▸ **Raw data**:
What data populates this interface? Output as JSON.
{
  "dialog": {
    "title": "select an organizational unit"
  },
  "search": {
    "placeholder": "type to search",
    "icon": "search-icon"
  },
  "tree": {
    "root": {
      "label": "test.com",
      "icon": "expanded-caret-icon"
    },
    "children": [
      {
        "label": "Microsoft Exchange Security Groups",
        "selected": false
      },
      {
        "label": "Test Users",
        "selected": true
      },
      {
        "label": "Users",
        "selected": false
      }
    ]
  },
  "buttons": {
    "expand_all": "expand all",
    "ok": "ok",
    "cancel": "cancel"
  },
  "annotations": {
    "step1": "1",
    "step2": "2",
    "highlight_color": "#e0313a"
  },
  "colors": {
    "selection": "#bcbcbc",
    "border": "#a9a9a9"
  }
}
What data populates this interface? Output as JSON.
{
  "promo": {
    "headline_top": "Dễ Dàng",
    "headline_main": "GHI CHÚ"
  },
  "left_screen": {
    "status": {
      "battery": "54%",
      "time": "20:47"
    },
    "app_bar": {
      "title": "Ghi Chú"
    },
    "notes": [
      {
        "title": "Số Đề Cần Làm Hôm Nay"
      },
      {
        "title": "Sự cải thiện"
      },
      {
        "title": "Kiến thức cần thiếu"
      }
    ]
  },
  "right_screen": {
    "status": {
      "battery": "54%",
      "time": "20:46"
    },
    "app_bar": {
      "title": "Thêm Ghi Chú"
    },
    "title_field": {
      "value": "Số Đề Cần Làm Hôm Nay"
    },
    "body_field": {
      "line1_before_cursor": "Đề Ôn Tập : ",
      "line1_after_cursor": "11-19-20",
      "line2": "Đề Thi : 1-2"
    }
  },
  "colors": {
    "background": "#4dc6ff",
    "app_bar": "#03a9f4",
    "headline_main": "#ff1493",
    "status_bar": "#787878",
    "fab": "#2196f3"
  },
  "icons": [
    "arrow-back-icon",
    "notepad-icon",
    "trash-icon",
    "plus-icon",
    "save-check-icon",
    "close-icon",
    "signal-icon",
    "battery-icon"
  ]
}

* * *

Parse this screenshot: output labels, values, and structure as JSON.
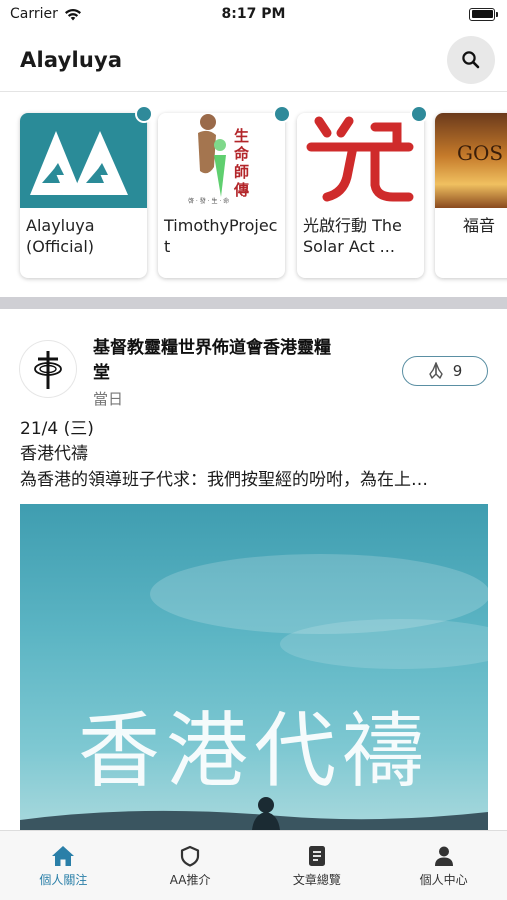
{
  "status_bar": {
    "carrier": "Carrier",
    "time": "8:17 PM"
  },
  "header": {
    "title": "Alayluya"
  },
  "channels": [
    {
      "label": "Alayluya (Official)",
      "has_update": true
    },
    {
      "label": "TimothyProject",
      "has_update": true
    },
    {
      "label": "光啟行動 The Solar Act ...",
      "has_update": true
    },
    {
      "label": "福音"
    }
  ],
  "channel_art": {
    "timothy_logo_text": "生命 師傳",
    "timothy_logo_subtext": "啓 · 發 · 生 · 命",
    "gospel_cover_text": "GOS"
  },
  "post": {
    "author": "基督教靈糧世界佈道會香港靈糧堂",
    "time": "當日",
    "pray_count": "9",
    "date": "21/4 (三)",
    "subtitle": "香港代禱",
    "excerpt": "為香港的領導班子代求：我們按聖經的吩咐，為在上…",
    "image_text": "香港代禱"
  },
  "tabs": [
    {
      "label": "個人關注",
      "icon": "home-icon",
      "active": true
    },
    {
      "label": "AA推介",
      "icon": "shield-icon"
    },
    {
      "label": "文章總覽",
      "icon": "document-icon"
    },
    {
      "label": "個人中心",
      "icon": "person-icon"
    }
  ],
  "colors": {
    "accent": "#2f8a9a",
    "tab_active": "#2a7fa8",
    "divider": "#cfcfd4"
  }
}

▸ **What to produce**:
Within the data above, pick out all lines holding the word "time".

▸ **Solution to this problem**:
      "time": "20:47"
      "time": "20:46"
    "time": "8:17 PM"
    "time": "當日",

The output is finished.